>>>
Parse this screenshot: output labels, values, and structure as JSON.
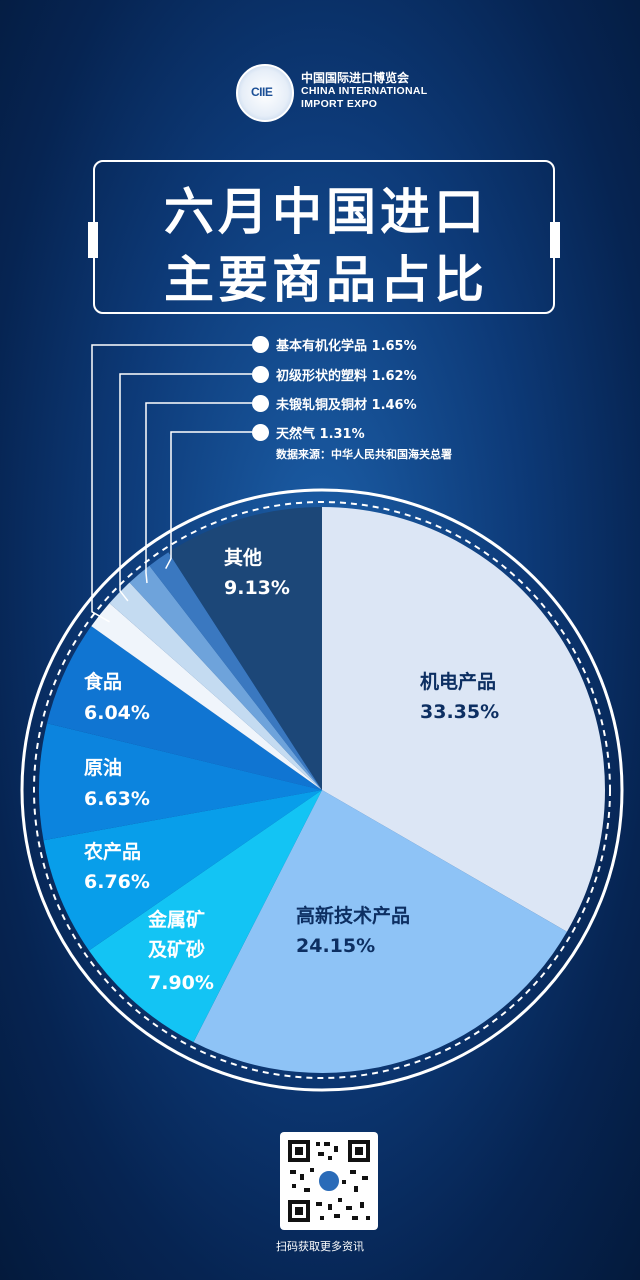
{
  "header": {
    "logo_text": "CIIE",
    "org_cn": "中国国际进口博览会",
    "org_en_line1": "CHINA INTERNATIONAL",
    "org_en_line2": "IMPORT EXPO"
  },
  "title": {
    "line1": "六月中国进口",
    "line2": "主要商品占比"
  },
  "callouts": [
    {
      "label": "基本有机化学品 1.65%"
    },
    {
      "label": "初级形状的塑料 1.62%"
    },
    {
      "label": "未锻轧铜及铜材 1.46%"
    },
    {
      "label": "天然气 1.31%"
    }
  ],
  "source": "数据来源：中华人民共和国海关总署",
  "qr_caption": "扫码获取更多资讯",
  "chart_data": {
    "type": "pie",
    "title": "六月中国进口主要商品占比",
    "slices": [
      {
        "label": "机电产品",
        "value": 33.35,
        "display": "33.35%",
        "color": "#dce6f5"
      },
      {
        "label": "高新技术产品",
        "value": 24.15,
        "display": "24.15%",
        "color": "#8ec3f6"
      },
      {
        "label": "金属矿及矿砂",
        "value": 7.9,
        "display": "7.90%",
        "color": "#13c4f4"
      },
      {
        "label": "农产品",
        "value": 6.76,
        "display": "6.76%",
        "color": "#089eea"
      },
      {
        "label": "原油",
        "value": 6.63,
        "display": "6.63%",
        "color": "#0c84de"
      },
      {
        "label": "食品",
        "value": 6.04,
        "display": "6.04%",
        "color": "#1075d2"
      },
      {
        "label": "基本有机化学品",
        "value": 1.65,
        "display": "1.65%",
        "color": "#f0f5fb"
      },
      {
        "label": "初级形状的塑料",
        "value": 1.62,
        "display": "1.62%",
        "color": "#c4dbf1"
      },
      {
        "label": "未锻轧铜及铜材",
        "value": 1.46,
        "display": "1.46%",
        "color": "#6ea3db"
      },
      {
        "label": "天然气",
        "value": 1.31,
        "display": "1.31%",
        "color": "#3a78c0"
      },
      {
        "label": "其他",
        "value": 9.13,
        "display": "9.13%",
        "color": "#1c4778"
      }
    ]
  }
}
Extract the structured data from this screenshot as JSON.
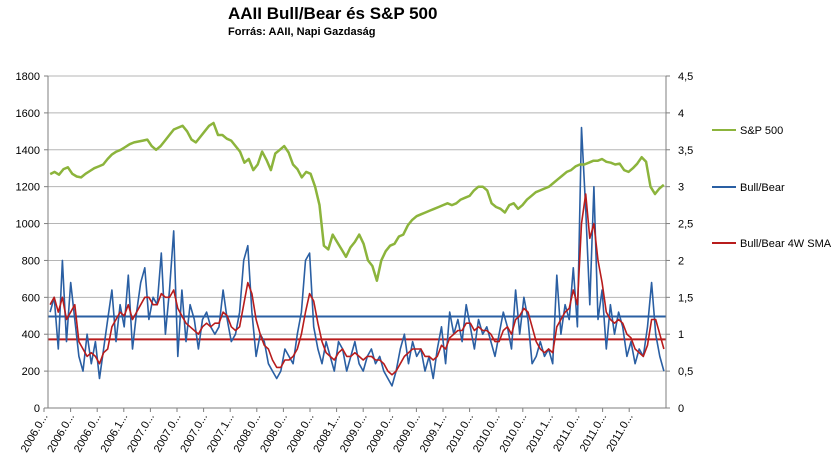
<<<
• [DESCRIPTION OF THE TASK]
Read the entries and pick out all lines that include the word "this".

• [EXERCISE RESPONSE]
Parse this screenshot: output labels, values, and structure as JSON.
Extract the structured data from this screenshot as JSON.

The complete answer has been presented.